> Records from a collection of figures
# # # # # # #

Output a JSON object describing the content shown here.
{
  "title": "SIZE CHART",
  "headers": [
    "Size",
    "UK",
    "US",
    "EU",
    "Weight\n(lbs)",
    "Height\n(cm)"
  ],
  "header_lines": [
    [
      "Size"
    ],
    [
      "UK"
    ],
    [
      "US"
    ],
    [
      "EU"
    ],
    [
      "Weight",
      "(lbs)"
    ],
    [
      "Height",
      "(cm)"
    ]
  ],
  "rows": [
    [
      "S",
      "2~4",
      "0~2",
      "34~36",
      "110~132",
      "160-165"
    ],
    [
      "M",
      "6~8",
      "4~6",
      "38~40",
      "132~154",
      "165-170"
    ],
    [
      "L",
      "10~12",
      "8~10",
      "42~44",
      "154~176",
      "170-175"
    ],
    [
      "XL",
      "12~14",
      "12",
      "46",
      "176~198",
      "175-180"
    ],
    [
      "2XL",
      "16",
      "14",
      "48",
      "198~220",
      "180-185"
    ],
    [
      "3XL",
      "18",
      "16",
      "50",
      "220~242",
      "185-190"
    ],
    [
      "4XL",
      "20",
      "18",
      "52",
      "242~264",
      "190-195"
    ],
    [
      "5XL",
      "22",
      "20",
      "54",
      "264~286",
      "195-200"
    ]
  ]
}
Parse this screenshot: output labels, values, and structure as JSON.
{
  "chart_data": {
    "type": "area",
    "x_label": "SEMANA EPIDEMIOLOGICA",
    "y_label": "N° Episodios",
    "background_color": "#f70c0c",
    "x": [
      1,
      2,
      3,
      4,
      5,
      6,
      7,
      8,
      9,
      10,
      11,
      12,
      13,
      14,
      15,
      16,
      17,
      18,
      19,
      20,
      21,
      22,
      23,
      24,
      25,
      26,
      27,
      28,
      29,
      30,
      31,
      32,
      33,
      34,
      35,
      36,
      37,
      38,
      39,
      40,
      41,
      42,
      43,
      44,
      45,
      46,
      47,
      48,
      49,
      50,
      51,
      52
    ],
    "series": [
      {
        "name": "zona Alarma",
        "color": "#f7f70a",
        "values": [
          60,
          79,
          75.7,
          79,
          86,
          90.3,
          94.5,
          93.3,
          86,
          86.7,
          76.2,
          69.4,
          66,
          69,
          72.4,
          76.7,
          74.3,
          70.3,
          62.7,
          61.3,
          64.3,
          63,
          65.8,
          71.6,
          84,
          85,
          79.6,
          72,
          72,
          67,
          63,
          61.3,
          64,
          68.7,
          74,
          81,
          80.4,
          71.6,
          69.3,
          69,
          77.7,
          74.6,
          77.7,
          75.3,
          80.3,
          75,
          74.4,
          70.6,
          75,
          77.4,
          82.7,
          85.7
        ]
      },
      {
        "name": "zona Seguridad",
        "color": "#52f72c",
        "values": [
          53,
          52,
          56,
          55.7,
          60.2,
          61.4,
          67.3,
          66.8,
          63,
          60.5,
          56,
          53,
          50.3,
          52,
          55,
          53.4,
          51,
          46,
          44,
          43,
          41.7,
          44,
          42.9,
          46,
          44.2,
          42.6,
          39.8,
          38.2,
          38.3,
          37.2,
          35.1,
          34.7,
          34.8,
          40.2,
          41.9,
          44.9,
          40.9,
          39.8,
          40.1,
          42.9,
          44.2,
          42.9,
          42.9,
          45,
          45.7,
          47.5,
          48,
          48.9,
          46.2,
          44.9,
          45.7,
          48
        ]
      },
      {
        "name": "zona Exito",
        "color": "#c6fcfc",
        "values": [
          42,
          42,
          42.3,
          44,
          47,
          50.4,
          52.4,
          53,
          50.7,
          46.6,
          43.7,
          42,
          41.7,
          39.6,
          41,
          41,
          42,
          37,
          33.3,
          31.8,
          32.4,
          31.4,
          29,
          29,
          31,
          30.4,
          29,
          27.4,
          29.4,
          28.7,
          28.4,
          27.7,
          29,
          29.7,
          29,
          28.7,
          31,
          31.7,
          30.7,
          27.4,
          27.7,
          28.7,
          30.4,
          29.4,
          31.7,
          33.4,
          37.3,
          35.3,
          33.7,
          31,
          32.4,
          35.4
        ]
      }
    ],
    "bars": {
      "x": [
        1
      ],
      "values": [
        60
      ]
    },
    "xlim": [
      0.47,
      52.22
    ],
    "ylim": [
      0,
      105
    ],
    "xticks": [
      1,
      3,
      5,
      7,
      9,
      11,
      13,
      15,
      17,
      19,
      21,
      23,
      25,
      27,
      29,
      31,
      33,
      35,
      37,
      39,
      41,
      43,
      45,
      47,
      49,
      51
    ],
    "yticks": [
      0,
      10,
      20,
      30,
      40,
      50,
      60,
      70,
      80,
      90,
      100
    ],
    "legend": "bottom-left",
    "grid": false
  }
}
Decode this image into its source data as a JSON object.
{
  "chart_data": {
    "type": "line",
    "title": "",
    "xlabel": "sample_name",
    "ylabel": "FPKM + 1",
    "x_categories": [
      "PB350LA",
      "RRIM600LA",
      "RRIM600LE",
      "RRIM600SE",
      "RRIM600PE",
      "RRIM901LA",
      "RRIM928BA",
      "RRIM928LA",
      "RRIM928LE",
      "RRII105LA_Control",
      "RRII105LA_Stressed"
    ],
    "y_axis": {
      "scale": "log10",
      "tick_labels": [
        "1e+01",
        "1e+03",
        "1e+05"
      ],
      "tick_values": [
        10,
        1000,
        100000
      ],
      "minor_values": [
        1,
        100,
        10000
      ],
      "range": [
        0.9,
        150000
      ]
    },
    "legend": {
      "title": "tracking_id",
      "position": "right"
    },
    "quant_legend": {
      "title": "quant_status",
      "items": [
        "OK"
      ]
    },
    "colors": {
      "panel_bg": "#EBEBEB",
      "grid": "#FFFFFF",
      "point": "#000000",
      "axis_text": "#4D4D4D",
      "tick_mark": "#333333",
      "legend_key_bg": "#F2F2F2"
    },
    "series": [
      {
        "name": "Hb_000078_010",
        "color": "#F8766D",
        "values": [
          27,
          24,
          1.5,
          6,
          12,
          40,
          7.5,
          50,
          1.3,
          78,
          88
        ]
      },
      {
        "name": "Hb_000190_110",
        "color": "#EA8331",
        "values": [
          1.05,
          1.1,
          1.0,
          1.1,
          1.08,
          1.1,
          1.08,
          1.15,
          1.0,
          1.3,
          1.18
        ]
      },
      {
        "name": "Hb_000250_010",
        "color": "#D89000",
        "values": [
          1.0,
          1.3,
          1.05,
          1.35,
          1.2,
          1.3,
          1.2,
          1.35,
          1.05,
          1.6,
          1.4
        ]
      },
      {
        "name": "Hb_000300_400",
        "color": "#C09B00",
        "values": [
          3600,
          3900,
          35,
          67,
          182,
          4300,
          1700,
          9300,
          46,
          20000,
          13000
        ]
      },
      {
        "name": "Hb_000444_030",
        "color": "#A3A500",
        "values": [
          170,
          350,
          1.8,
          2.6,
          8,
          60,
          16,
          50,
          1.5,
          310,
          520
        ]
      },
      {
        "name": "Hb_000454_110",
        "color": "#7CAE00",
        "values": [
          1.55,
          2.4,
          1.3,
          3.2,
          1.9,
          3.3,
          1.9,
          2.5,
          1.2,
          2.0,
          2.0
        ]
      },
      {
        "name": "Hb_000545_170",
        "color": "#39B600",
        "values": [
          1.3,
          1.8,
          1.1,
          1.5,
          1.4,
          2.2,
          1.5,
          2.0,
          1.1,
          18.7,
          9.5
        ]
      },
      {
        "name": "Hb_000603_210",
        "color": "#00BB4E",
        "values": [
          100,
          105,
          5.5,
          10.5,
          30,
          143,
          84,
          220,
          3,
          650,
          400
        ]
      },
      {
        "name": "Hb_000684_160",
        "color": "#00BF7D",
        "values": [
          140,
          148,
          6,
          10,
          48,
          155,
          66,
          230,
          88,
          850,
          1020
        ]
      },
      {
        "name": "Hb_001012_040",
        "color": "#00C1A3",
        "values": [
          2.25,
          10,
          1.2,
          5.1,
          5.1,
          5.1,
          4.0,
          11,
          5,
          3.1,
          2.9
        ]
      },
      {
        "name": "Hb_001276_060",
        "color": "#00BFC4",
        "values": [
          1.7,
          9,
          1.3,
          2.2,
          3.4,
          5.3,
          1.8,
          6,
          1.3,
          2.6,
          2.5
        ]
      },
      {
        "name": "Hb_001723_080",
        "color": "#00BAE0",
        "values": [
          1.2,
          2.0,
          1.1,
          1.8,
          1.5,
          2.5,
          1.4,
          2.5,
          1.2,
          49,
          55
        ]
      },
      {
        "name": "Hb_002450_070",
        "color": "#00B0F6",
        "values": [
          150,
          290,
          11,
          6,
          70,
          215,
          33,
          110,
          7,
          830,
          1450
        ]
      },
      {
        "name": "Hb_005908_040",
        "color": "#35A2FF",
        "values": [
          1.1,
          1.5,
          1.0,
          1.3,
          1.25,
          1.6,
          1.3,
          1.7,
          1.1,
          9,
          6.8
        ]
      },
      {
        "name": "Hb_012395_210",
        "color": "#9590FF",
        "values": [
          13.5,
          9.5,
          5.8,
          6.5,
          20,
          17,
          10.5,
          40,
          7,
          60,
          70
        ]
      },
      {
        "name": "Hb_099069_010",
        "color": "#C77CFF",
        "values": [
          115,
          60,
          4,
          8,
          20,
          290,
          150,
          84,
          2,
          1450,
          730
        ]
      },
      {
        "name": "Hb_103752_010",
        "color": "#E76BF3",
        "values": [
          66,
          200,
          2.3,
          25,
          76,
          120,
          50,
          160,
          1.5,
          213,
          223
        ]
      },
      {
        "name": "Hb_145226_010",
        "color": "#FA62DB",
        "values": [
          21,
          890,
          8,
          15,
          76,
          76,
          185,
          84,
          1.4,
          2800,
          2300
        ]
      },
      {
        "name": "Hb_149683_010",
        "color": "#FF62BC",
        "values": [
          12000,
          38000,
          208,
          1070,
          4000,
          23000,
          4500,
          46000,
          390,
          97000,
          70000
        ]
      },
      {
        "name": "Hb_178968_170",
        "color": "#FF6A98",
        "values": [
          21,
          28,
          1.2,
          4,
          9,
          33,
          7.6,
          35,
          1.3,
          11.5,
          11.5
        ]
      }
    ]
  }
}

# # # # # # #

> WHAT IS BEING ASKED
Note every line above where the string "JSON" shows up, and copy those lines.

> WRITTEN ANSWER
Output a JSON object describing the content shown here.
Parse this screenshot: output labels, values, and structure as JSON.
Decode this image into its source data as a JSON object.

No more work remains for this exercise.